Aim of the exercise ▸ Check every line below for the word "Chỉnh" and show those that hold it.

Records to process ▸
========================================================================

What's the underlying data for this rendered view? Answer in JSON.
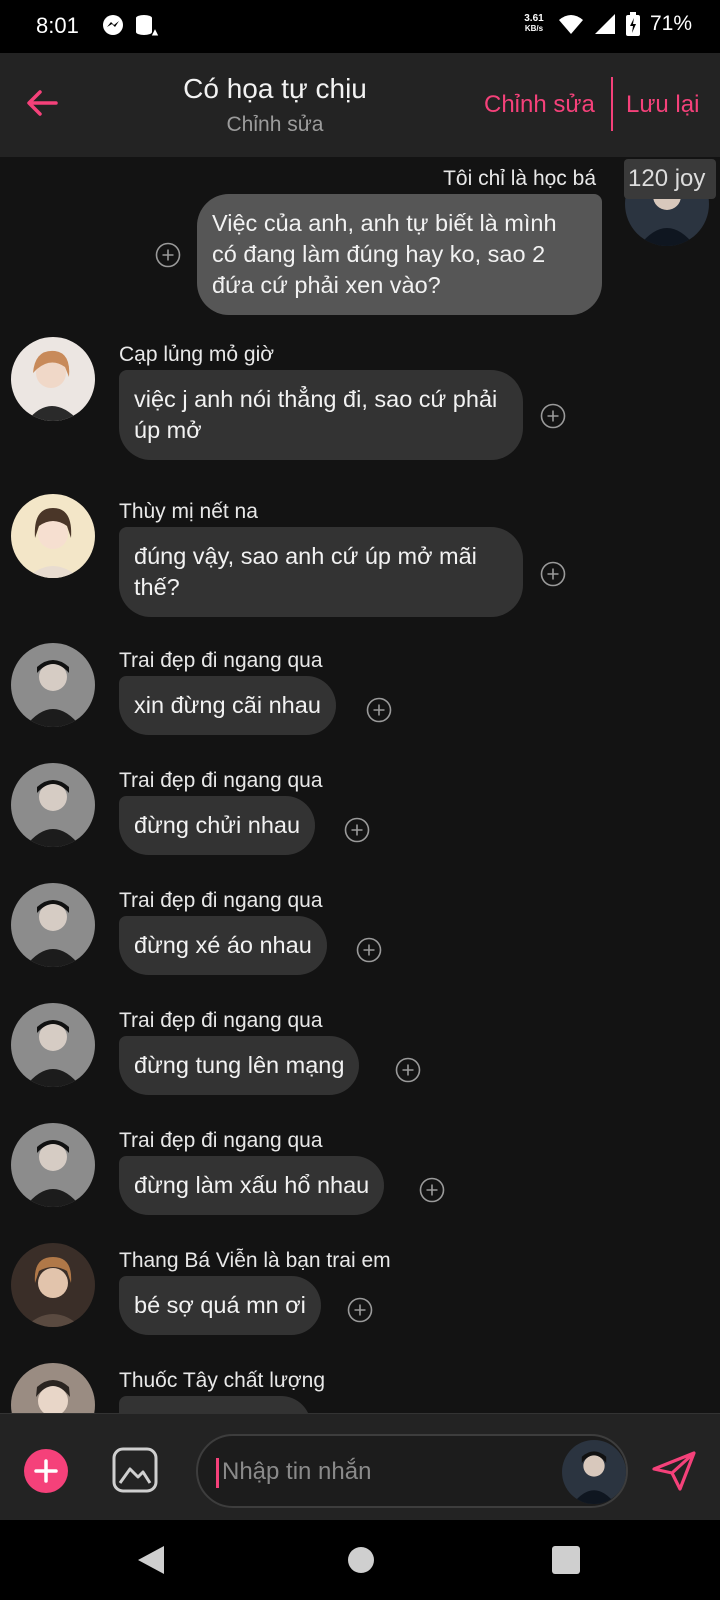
{
  "status": {
    "time": "8:01",
    "net_speed_value": "3.61",
    "net_speed_unit": "KB/s",
    "battery": "71%"
  },
  "header": {
    "title": "Có họa tự chịu",
    "subtitle": "Chỉnh sửa",
    "edit_label": "Chỉnh sửa",
    "save_label": "Lưu lại"
  },
  "own_message": {
    "sender": "Tôi chỉ là học bá",
    "tag": "120 joy",
    "text": "Việc của anh, anh tự biết là mình có đang làm đúng hay ko, sao 2 đứa cứ phải xen vào?"
  },
  "messages": [
    {
      "sender": "Cạp lủng mỏ giờ",
      "text": "việc j anh nói thẳng đi, sao cứ phải úp mở"
    },
    {
      "sender": "Thùy mị nết na",
      "text": "đúng vậy, sao anh cứ úp mở mãi thế?"
    },
    {
      "sender": "Trai đẹp đi ngang qua",
      "text": "xin đừng cãi nhau"
    },
    {
      "sender": "Trai đẹp đi ngang qua",
      "text": "đừng chửi nhau"
    },
    {
      "sender": "Trai đẹp đi ngang qua",
      "text": "đừng xé áo nhau"
    },
    {
      "sender": "Trai đẹp đi ngang qua",
      "text": "đừng tung lên mạng"
    },
    {
      "sender": "Trai đẹp đi ngang qua",
      "text": "đừng làm xấu hổ nhau"
    },
    {
      "sender": "Thang Bá Viễn là bạn trai em",
      "text": "bé sợ quá mn ơi"
    },
    {
      "sender": "Thuốc Tây chất lượng",
      "text": ""
    }
  ],
  "input": {
    "placeholder": "Nhập tin nhắn"
  },
  "colors": {
    "accent": "#f5417a",
    "background": "#131313",
    "bubble_in": "#333333",
    "bubble_out": "#565656"
  }
}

========================================================================

Exercise result ▸
    "subtitle": "Chỉnh sửa",
    "edit_label": "Chỉnh sửa",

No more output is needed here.